Tally how many lines include "previously". The number is the whole answer.
::::
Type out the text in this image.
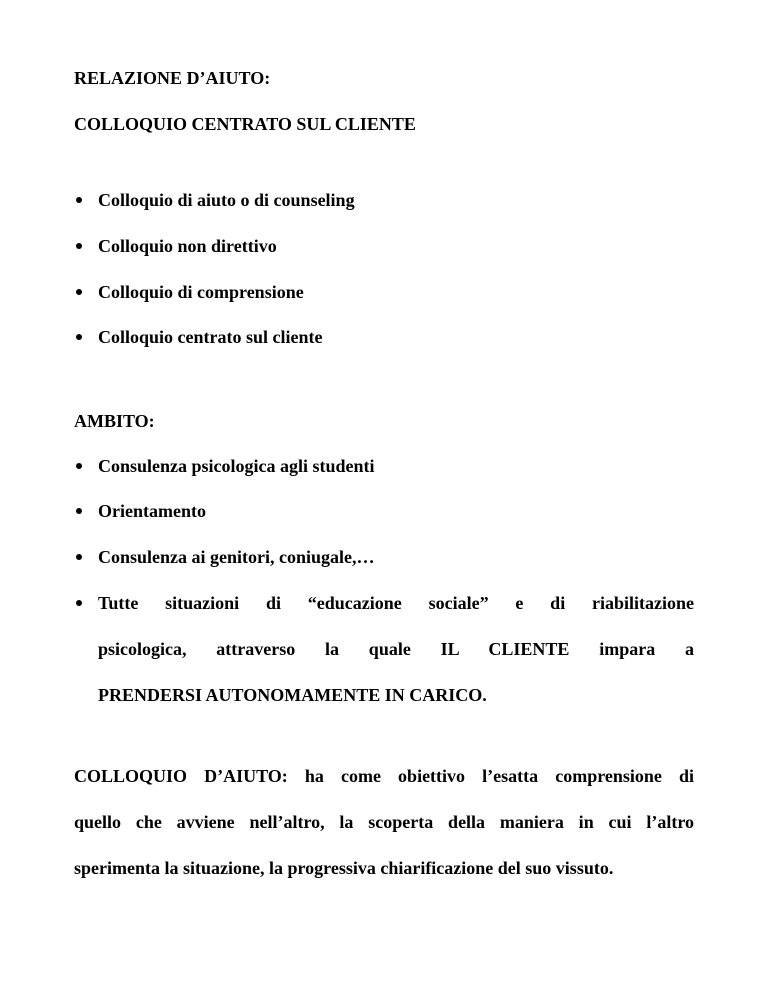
RELAZIONE D’AIUTO:
COLLOQUIO CENTRATO SUL CLIENTE
Colloquio di aiuto o di counseling
Colloquio non direttivo
Colloquio di comprensione
Colloquio centrato sul cliente
AMBITO:
Consulenza psicologica agli studenti
Orientamento
Consulenza ai genitori, coniugale,…
Tutte situazioni di “educazione sociale” e di riabilitazione
psicologica, attraverso la quale IL CLIENTE impara a
PRENDERSI AUTONOMAMENTE IN CARICO.
COLLOQUIO D’AIUTO: ha come obiettivo l’esatta comprensione di
quello che avviene nell’altro, la scoperta della maniera in cui l’altro
sperimenta la situazione, la progressiva chiarificazione del suo vissuto.
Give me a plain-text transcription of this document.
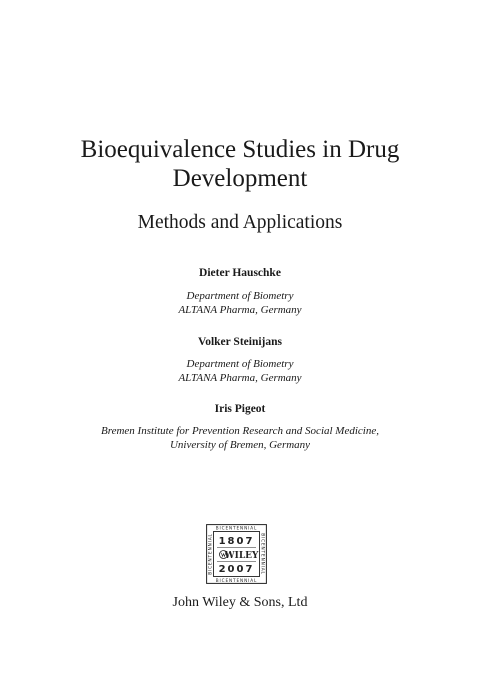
Bioequivalence Studies in Drug
Development
Methods and Applications
Dieter Hauschke
Department of Biometry
ALTANA Pharma, Germany
Volker Steinijans
Department of Biometry
ALTANA Pharma, Germany
Iris Pigeot
Bremen Institute for Prevention Research and Social Medicine,
University of Bremen, Germany
BICENTENNIAL
BICENTENNIAL
BICENTENNIAL	BICENTENNIAL
1807
WILEY
2007
John Wiley & Sons, Ltd
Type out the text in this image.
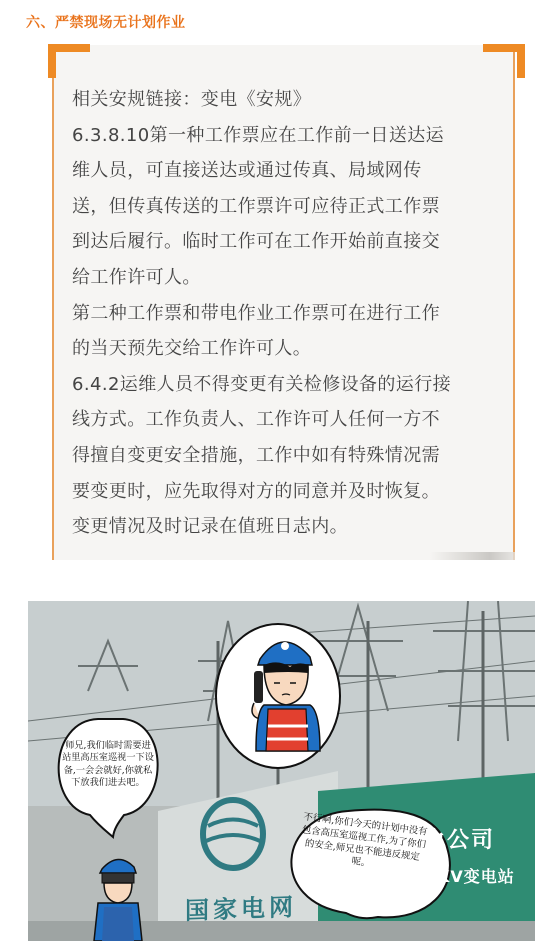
六、严禁现场无计划作业

相关安规链接：变电《安规》

6.3.8.10第一种工作票应在工作前一日送达运

维人员，可直接送达或通过传真、局域网传

送，但传真传送的工作票许可应待正式工作票

到达后履行。临时工作可在工作开始前直接交

给工作许可人。

第二种工作票和带电作业工作票可在进行工作

的当天预先交给工作许可人。

6.4.2运维人员不得变更有关检修设备的运行接

线方式。工作负责人、工作许可人任何一方不

得擅自变更安全措施，工作中如有特殊情况需

要变更时，应先取得对方的同意并及时恢复。

变更情况及时记录在值班日志内。

师兄,我们临时需要进站里高压室巡视一下设备,一会会就好,你就私下放我们进去吧。
不行啊,你们今天的计划中没有包含高压室巡视工作,为了你们的安全,师兄也不能违反规定呢。
国家电网
力公司
KV变电站
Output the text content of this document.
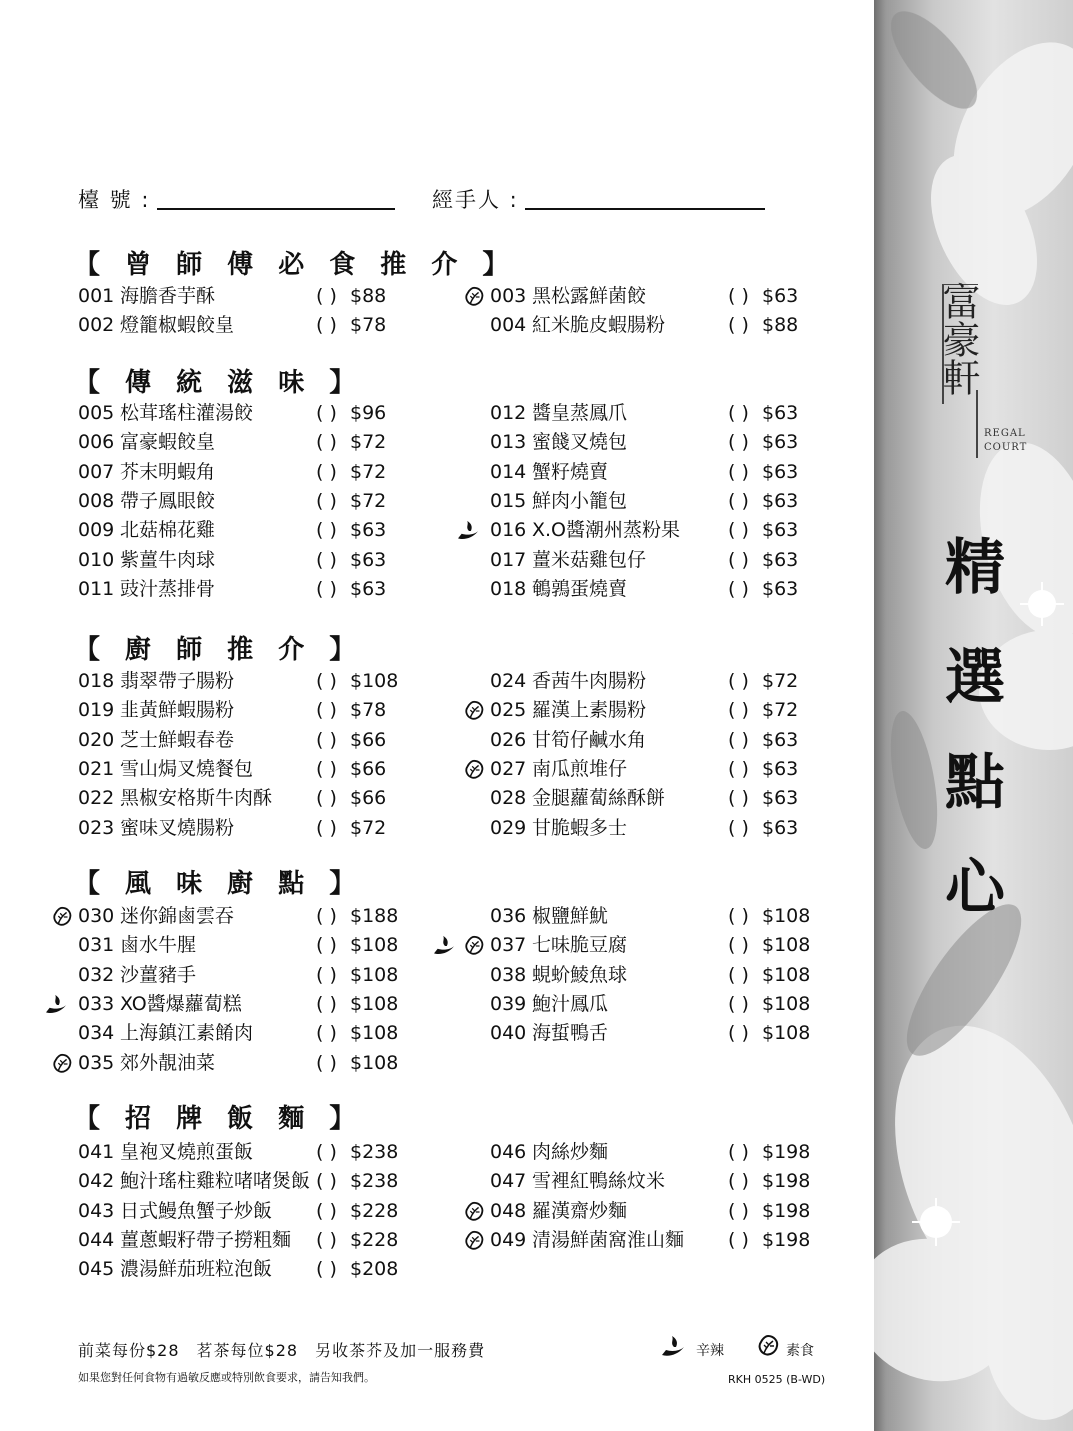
檯 號 :	經手人 :
【 曾 師 傅 必 食 推 介 】
001 海膽香芋酥	( ) $88
002 燈籠椒蝦餃皇	( ) $78
003 黑松露鮮菌餃	( ) $63
004 紅米脆皮蝦腸粉	( ) $88
【 傳 統 滋 味 】
005 松茸瑤柱灌湯餃	( ) $96
006 富豪蝦餃皇	( ) $72
007 芥末明蝦角	( ) $72
008 帶子鳳眼餃	( ) $72
009 北菇棉花雞	( ) $63
010 紫薑牛肉球	( ) $63
011 豉汁蒸排骨	( ) $63
012 醬皇蒸鳳爪	( ) $63
013 蜜餞叉燒包	( ) $63
014 蟹籽燒賣	( ) $63
015 鮮肉小籠包	( ) $63
016 X.O醬潮州蒸粉果	( ) $63
017 薑米菇雞包仔	( ) $63
018 鵪鶉蛋燒賣	( ) $63
【 廚 師 推 介 】
018 翡翠帶子腸粉	( ) $108
019 韭黃鮮蝦腸粉	( ) $78
020 芝士鮮蝦春卷	( ) $66
021 雪山焗叉燒餐包	( ) $66
022 黑椒安格斯牛肉酥 ( ) $66
023 蜜味叉燒腸粉	( ) $72
024 香茜牛肉腸粉	( ) $72
025 羅漢上素腸粉	( ) $72
026 甘筍仔鹹水角	( ) $63
027 南瓜煎堆仔	( ) $63
028 金腿蘿蔔絲酥餅	( ) $63
029 甘脆蝦多士	( ) $63
【 風 味 廚 點 】
030 迷你錦鹵雲吞	( ) $188
031 鹵水牛腥	( ) $108
032 沙薑豬手	( ) $108
033 XO醬爆蘿蔔糕	( ) $108
034 上海鎮江素餚肉	( ) $108
035 郊外靚油菜	( ) $108
036 椒鹽鮮魷	( ) $108
037 七味脆豆腐	( ) $108
038 蜆蚧鯪魚球	( ) $108
039 鮑汁鳳瓜	( ) $108
040 海蜇鴨舌	( ) $108
【 招 牌 飯 麵 】
041 皇袍叉燒煎蛋飯	( ) $238
042 鮑汁瑤柱雞粒啫啫煲飯 ( ) $238
043 日式鰻魚蟹子炒飯 ( ) $228
044 薑蔥蝦籽帶子撈粗麵 ( ) $228
045 濃湯鮮茄班粒泡飯 ( ) $208
046 肉絲炒麵	( ) $198
047 雪裡紅鴨絲炆米	( ) $198
048 羅漢齋炒麵	( ) $198
049 清湯鮮菌窩淮山麵 ( ) $198
前菜每份$28　茗茶每位$28　另收茶芥及加一服務費
如果您對任何食物有過敏反應或特別飲食要求，請告知我們。
辛辣	素食
RKH 0525 (B-WD)
富豪軒
REGAL
COURT
精
選
點
心
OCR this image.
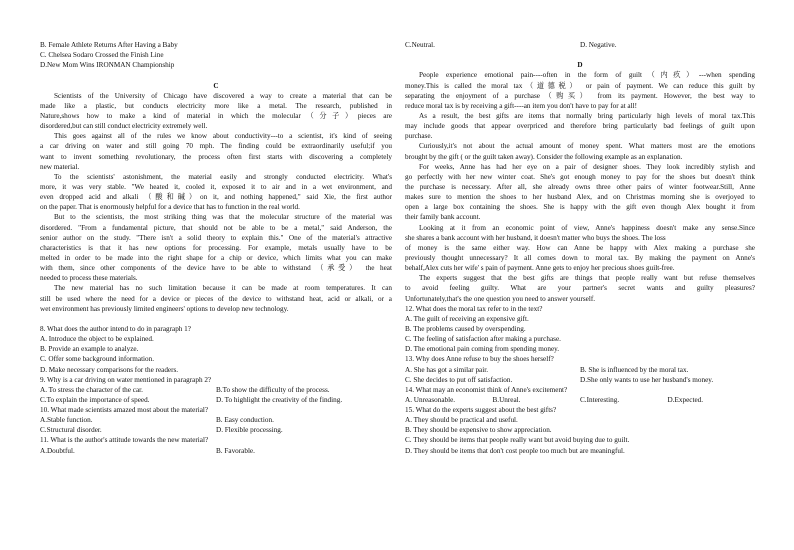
B. Female Athlete Returns After Having a Baby
C. Chelsea Sodaro Crossed the Finish Line
D.New Mom Wins IRONMAN Championship
C
Scientists of the University of Chicago have discovered a way to create a material that can be
made like a plastic, but conducts electricity more like a metal. The research, published in
Nature,shows how to make a kind of material in which the molecular（分子）pieces are
disordered,but can still conduct electricity extremely well.
This goes against all of the rules we know about conductivity---to a scientist, it's kind of seeing
a car driving on water and still going 70 mph. The finding could be extraordinarily useful;if you
want to invent something revolutionary, the process often first starts with discovering a completely
new material.
To the scientists' astonishment, the material easily and strongly conducted electricity. What's
more, it was very stable. "We heated it, cooled it, exposed it to air and in a wet environment, and
even dropped acid and alkali （酸和碱）on it, and nothing happened," said Xie, the first author
on the paper. That is enormously helpful for a device that has to function in the real world.
But to the scientists, the most striking thing was that the molecular structure of the material was
disordered. "From a fundamental picture, that should not be able to be a metal," said Anderson, the
senior author on the study. "There isn't a solid theory to explain this." One of the material's attractive
characteristics is that it has new options for processing. For example, metals usually have to be
melted in order to be made into the right shape for a chip or device, which limits what you can make
with them, since other components of the device have to be able to withstand （承受） the heat
needed to process these materials.
The new material has no such limitation because it can be made at room temperatures. It can
still be used where the need for a device or pieces of the device to withstand heat, acid or alkali, or a
wet environment has previously limited engineers' options to develop new technology.
8. What does the author intend to do in paragraph 1?
A. Introduce the object to be explained.
B. Provide an example to analyze.
C. Offer some background information.
D. Make necessary comparisons for the readers.
9. Why is a car driving on water mentioned in paragraph 2?
A. To stress the character of the car.	B.To show the difficulty of the process.
C.To explain the importance of speed.	D. To highlight the creativity of the finding.
10. What made scientists amazed most about the material?
A.Stable function.	B. Easy conduction.
C.Structural disorder.	D. Flexible processing.
11. What is the author's attitude towards the new material?
A.Doubtful.	B. Favorable.
C.Neutral.	D. Negative.
D
People experience emotional pain----often in the form of guilt（内疚）---when spending
money.This is called the moral tax（道德税） or pain of payment. We can reduce this guilt by
separating the enjoyment of a purchase（购买） from its payment. However, the best way to
reduce moral tax is by receiving a gift----an item you don't have to pay for at all!
As a result, the best gifts are items that normally bring particularly high levels of moral tax.This
may include goods that appear overpriced and therefore bring particularly bad feelings of guilt upon
purchase.
Curiously,it's not about the actual amount of money spent. What matters most are the emotions
brought by the gift ( or the guilt taken away). Consider the following example as an explanation.
For weeks, Anne has had her eye on a pair of designer shoes. They look incredibly stylish and
go perfectly with her new winter coat. She's got enough money to pay for the shoes but doesn't think
the purchase is necessary. After all, she already owns three other pairs of winter footwear.Still, Anne
makes sure to mention the shoes to her husband Alex, and on Christmas morning she is overjoyed to
open a large box containing the shoes. She is happy with the gift even though Alex bought it from
their family bank account.
Looking at it from an economic point of view, Anne's happiness doesn't make any sense.Since
she shares a bank account with her husband, it doesn't matter who buys the shoes. The loss
of money is the same either way. How can Anne be happy with Alex making a purchase she
previously thought unnecessary? It all comes down to moral tax. By making the payment on Anne's
behalf,Alex cuts her wife' s pain of payment. Anne gets to enjoy her precious shoes guilt-free.
The experts suggest that the best gifts are things that people really want but refuse themselves
to avoid feeling guilty. What are your partner's secret wants and guilty pleasures?
Unfortunately,that's the one question you need to answer yourself.
12. What does the moral tax refer to in the text?
A. The guilt of receiving an expensive gift.
B. The problems caused by overspending.
C. The feeling of satisfaction after making a purchase.
D. The emotional pain coming from spending money.
13. Why does Anne refuse to buy the shoes herself?
A. She has got a similar pair.	B. She is influenced by the moral tax.
C. She decides to put off satisfaction.	D.She only wants to use her husband's money.
14. What may an economist think of Anne's excitement?
A. Unreasonable.	B.Unreal.	C.Interesting.	D.Expected.
15. What do the experts suggest about the best gifts?
A. They should be practical and useful.
B. They should be expensive to show appreciation.
C. They should be items that people really want but avoid buying due to guilt.
D. They should be items that don't cost people too much but are meaningful.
::::
▶ _Reply_:
2